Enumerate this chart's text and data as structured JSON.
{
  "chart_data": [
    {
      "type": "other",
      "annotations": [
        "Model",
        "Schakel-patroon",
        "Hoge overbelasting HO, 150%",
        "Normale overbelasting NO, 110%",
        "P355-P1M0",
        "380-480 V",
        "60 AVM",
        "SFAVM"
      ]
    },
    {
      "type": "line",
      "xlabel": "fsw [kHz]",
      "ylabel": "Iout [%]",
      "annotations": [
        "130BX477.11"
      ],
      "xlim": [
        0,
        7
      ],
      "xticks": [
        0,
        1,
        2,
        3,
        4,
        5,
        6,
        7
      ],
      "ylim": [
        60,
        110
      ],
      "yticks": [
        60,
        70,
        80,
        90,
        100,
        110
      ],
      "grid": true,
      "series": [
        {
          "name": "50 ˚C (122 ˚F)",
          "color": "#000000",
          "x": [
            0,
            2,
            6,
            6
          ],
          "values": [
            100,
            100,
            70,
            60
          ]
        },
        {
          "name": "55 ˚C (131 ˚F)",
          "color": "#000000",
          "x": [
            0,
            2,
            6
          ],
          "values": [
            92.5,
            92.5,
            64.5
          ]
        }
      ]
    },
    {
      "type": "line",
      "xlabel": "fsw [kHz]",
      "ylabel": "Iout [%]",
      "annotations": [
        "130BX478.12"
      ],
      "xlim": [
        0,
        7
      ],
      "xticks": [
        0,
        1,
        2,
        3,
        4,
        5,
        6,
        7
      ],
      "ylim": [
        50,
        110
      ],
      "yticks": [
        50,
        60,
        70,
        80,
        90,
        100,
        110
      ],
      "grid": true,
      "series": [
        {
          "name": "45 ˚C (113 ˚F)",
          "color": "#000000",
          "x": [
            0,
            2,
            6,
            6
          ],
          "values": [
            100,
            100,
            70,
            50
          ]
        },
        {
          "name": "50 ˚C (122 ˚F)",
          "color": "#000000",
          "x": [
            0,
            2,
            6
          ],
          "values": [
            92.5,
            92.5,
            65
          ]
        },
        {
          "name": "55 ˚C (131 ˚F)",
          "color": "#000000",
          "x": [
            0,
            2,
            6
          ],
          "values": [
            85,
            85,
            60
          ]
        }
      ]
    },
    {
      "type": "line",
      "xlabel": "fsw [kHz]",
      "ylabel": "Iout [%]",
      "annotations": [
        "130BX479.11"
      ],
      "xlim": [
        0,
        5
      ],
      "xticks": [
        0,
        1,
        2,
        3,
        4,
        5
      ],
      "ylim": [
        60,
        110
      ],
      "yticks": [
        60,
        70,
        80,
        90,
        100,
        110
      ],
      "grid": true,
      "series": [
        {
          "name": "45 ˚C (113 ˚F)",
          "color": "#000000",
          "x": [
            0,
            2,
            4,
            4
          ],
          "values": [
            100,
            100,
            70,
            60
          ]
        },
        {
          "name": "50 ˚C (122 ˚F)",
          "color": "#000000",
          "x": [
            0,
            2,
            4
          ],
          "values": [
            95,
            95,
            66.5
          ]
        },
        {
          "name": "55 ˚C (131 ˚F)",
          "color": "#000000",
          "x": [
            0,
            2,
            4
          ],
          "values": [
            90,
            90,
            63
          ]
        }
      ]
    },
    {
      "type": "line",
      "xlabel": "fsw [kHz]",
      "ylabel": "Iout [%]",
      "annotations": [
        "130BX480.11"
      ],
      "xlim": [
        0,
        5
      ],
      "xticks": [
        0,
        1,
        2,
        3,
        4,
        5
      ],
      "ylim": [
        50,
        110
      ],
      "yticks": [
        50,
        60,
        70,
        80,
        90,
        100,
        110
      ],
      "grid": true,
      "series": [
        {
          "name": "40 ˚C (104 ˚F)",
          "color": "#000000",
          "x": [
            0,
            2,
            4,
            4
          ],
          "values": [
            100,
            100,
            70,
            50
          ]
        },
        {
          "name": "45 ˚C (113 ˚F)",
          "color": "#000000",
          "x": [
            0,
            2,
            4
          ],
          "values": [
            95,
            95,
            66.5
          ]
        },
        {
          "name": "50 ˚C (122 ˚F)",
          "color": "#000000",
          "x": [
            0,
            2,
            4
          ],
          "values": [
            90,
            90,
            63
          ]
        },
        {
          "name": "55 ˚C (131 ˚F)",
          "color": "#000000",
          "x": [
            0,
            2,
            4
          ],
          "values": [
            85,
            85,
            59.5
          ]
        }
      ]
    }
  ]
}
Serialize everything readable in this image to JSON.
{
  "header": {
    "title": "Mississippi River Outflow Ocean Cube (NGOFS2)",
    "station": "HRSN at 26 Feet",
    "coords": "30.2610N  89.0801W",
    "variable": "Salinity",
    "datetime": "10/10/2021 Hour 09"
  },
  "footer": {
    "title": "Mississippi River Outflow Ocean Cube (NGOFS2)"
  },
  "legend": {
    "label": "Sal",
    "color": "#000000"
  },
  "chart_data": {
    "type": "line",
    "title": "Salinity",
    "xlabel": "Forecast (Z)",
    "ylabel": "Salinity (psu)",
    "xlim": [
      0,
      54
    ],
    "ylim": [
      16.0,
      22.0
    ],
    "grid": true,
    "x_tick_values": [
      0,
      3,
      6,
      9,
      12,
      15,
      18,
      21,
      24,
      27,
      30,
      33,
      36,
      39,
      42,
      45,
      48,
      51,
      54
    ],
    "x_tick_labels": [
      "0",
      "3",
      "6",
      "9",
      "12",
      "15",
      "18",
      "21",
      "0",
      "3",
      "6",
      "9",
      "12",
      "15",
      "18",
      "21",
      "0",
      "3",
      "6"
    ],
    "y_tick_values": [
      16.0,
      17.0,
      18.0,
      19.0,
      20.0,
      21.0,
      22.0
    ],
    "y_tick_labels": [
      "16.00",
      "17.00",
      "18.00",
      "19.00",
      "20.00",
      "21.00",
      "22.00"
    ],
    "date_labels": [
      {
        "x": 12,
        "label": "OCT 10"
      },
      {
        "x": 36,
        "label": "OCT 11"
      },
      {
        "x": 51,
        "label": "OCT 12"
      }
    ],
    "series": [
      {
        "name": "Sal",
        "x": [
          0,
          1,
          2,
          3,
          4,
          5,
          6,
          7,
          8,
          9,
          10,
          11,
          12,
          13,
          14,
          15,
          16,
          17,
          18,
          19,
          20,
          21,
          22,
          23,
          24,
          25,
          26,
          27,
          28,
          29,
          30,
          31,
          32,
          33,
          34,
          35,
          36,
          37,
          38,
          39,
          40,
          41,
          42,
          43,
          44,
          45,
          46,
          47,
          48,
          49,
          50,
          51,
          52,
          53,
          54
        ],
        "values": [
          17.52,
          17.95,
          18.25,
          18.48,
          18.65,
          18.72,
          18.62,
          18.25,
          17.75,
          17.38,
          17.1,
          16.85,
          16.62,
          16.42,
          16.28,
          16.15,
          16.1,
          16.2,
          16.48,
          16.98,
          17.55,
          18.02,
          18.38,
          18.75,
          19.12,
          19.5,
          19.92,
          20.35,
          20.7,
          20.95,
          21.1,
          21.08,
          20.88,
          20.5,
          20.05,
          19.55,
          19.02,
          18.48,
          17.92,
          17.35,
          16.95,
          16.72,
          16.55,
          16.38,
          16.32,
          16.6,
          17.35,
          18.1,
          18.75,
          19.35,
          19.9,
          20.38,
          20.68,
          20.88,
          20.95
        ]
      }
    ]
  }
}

....................

Every entry above needs to be quoted exactly.

> **Response to this exercise**
Enumerate this chart's text and data as structured JSON.
{
  "chart_data": [
    {
      "type": "other",
      "annotations": [
        "Model",
        "Schakel-patroon",
        "Hoge overbelasting HO, 150%",
        "Normale overbelasting NO, 110%",
        "P355-P1M0",
        "380-480 V",
        "60 AVM",
        "SFAVM"
      ]
    },
    {
      "type": "line",
      "xlabel": "fsw [kHz]",
      "ylabel": "Iout [%]",
      "annotations": [
        "130BX477.11"
      ],
      "xlim": [
        0,
        7
      ],
      "xticks": [
        0,
        1,
        2,
        3,
        4,
        5,
        6,
        7
      ],
      "ylim": [
        60,
        110
      ],
      "yticks": [
        60,
        70,
        80,
        90,
        100,
        110
      ],
      "grid": true,
      "series": [
        {
          "name": "50 ˚C (122 ˚F)",
          "color": "#000000",
          "x": [
            0,
            2,
            6,
            6
          ],
          "values": [
            100,
            100,
            70,
            60
          ]
        },
        {
          "name": "55 ˚C (131 ˚F)",
          "color": "#000000",
          "x": [
            0,
            2,
            6
          ],
          "values": [
            92.5,
            92.5,
            64.5
          ]
        }
      ]
    },
    {
      "type": "line",
      "xlabel": "fsw [kHz]",
      "ylabel": "Iout [%]",
      "annotations": [
        "130BX478.12"
      ],
      "xlim": [
        0,
        7
      ],
      "xticks": [
        0,
        1,
        2,
        3,
        4,
        5,
        6,
        7
      ],
      "ylim": [
        50,
        110
      ],
      "yticks": [
        50,
        60,
        70,
        80,
        90,
        100,
        110
      ],
      "grid": true,
      "series": [
        {
          "name": "45 ˚C (113 ˚F)",
          "color": "#000000",
          "x": [
            0,
            2,
            6,
            6
          ],
          "values": [
            100,
            100,
            70,
            50
          ]
        },
        {
          "name": "50 ˚C (122 ˚F)",
          "color": "#000000",
          "x": [
            0,
            2,
            6
          ],
          "values": [
            92.5,
            92.5,
            65
          ]
        },
        {
          "name": "55 ˚C (131 ˚F)",
          "color": "#000000",
          "x": [
            0,
            2,
            6
          ],
          "values": [
            85,
            85,
            60
          ]
        }
      ]
    },
    {
      "type": "line",
      "xlabel": "fsw [kHz]",
      "ylabel": "Iout [%]",
      "annotations": [
        "130BX479.11"
      ],
      "xlim": [
        0,
        5
      ],
      "xticks": [
        0,
        1,
        2,
        3,
        4,
        5
      ],
      "ylim": [
        60,
        110
      ],
      "yticks": [
        60,
        70,
        80,
        90,
        100,
        110
      ],
      "grid": true,
      "series": [
        {
          "name": "45 ˚C (113 ˚F)",
          "color": "#000000",
          "x": [
            0,
            2,
            4,
            4
          ],
          "values": [
            100,
            100,
            70,
            60
          ]
        },
        {
          "name": "50 ˚C (122 ˚F)",
          "color": "#000000",
          "x": [
            0,
            2,
            4
          ],
          "values": [
            95,
            95,
            66.5
          ]
        },
        {
          "name": "55 ˚C (131 ˚F)",
          "color": "#000000",
          "x": [
            0,
            2,
            4
          ],
          "values": [
            90,
            90,
            63
          ]
        }
      ]
    },
    {
      "type": "line",
      "xlabel": "fsw [kHz]",
      "ylabel": "Iout [%]",
      "annotations": [
        "130BX480.11"
      ],
      "xlim": [
        0,
        5
      ],
      "xticks": [
        0,
        1,
        2,
        3,
        4,
        5
      ],
      "ylim": [
        50,
        110
      ],
      "yticks": [
        50,
        60,
        70,
        80,
        90,
        100,
        110
      ],
      "grid": true,
      "series": [
        {
          "name": "40 ˚C (104 ˚F)",
          "color": "#000000",
          "x": [
            0,
            2,
            4,
            4
          ],
          "values": [
            100,
            100,
            70,
            50
          ]
        },
        {
          "name": "45 ˚C (113 ˚F)",
          "color": "#000000",
          "x": [
            0,
            2,
            4
          ],
          "values": [
            95,
            95,
            66.5
          ]
        },
        {
          "name": "50 ˚C (122 ˚F)",
          "color": "#000000",
          "x": [
            0,
            2,
            4
          ],
          "values": [
            90,
            90,
            63
          ]
        },
        {
          "name": "55 ˚C (131 ˚F)",
          "color": "#000000",
          "x": [
            0,
            2,
            4
          ],
          "values": [
            85,
            85,
            59.5
          ]
        }
      ]
    }
  ]
}
Serialize everything readable in this image to JSON.
{
  "header": {
    "title": "Mississippi River Outflow Ocean Cube (NGOFS2)",
    "station": "HRSN at 26 Feet",
    "coords": "30.2610N  89.0801W",
    "variable": "Salinity",
    "datetime": "10/10/2021 Hour 09"
  },
  "footer": {
    "title": "Mississippi River Outflow Ocean Cube (NGOFS2)"
  },
  "legend": {
    "label": "Sal",
    "color": "#000000"
  },
  "chart_data": {
    "type": "line",
    "title": "Salinity",
    "xlabel": "Forecast (Z)",
    "ylabel": "Salinity (psu)",
    "xlim": [
      0,
      54
    ],
    "ylim": [
      16.0,
      22.0
    ],
    "grid": true,
    "x_tick_values": [
      0,
      3,
      6,
      9,
      12,
      15,
      18,
      21,
      24,
      27,
      30,
      33,
      36,
      39,
      42,
      45,
      48,
      51,
      54
    ],
    "x_tick_labels": [
      "0",
      "3",
      "6",
      "9",
      "12",
      "15",
      "18",
      "21",
      "0",
      "3",
      "6",
      "9",
      "12",
      "15",
      "18",
      "21",
      "0",
      "3",
      "6"
    ],
    "y_tick_values": [
      16.0,
      17.0,
      18.0,
      19.0,
      20.0,
      21.0,
      22.0
    ],
    "y_tick_labels": [
      "16.00",
      "17.00",
      "18.00",
      "19.00",
      "20.00",
      "21.00",
      "22.00"
    ],
    "date_labels": [
      {
        "x": 12,
        "label": "OCT 10"
      },
      {
        "x": 36,
        "label": "OCT 11"
      },
      {
        "x": 51,
        "label": "OCT 12"
      }
    ],
    "series": [
      {
        "name": "Sal",
        "x": [
          0,
          1,
          2,
          3,
          4,
          5,
          6,
          7,
          8,
          9,
          10,
          11,
          12,
          13,
          14,
          15,
          16,
          17,
          18,
          19,
          20,
          21,
          22,
          23,
          24,
          25,
          26,
          27,
          28,
          29,
          30,
          31,
          32,
          33,
          34,
          35,
          36,
          37,
          38,
          39,
          40,
          41,
          42,
          43,
          44,
          45,
          46,
          47,
          48,
          49,
          50,
          51,
          52,
          53,
          54
        ],
        "values": [
          17.52,
          17.95,
          18.25,
          18.48,
          18.65,
          18.72,
          18.62,
          18.25,
          17.75,
          17.38,
          17.1,
          16.85,
          16.62,
          16.42,
          16.28,
          16.15,
          16.1,
          16.2,
          16.48,
          16.98,
          17.55,
          18.02,
          18.38,
          18.75,
          19.12,
          19.5,
          19.92,
          20.35,
          20.7,
          20.95,
          21.1,
          21.08,
          20.88,
          20.5,
          20.05,
          19.55,
          19.02,
          18.48,
          17.92,
          17.35,
          16.95,
          16.72,
          16.55,
          16.38,
          16.32,
          16.6,
          17.35,
          18.1,
          18.75,
          19.35,
          19.9,
          20.38,
          20.68,
          20.88,
          20.95
        ]
      }
    ]
  }
}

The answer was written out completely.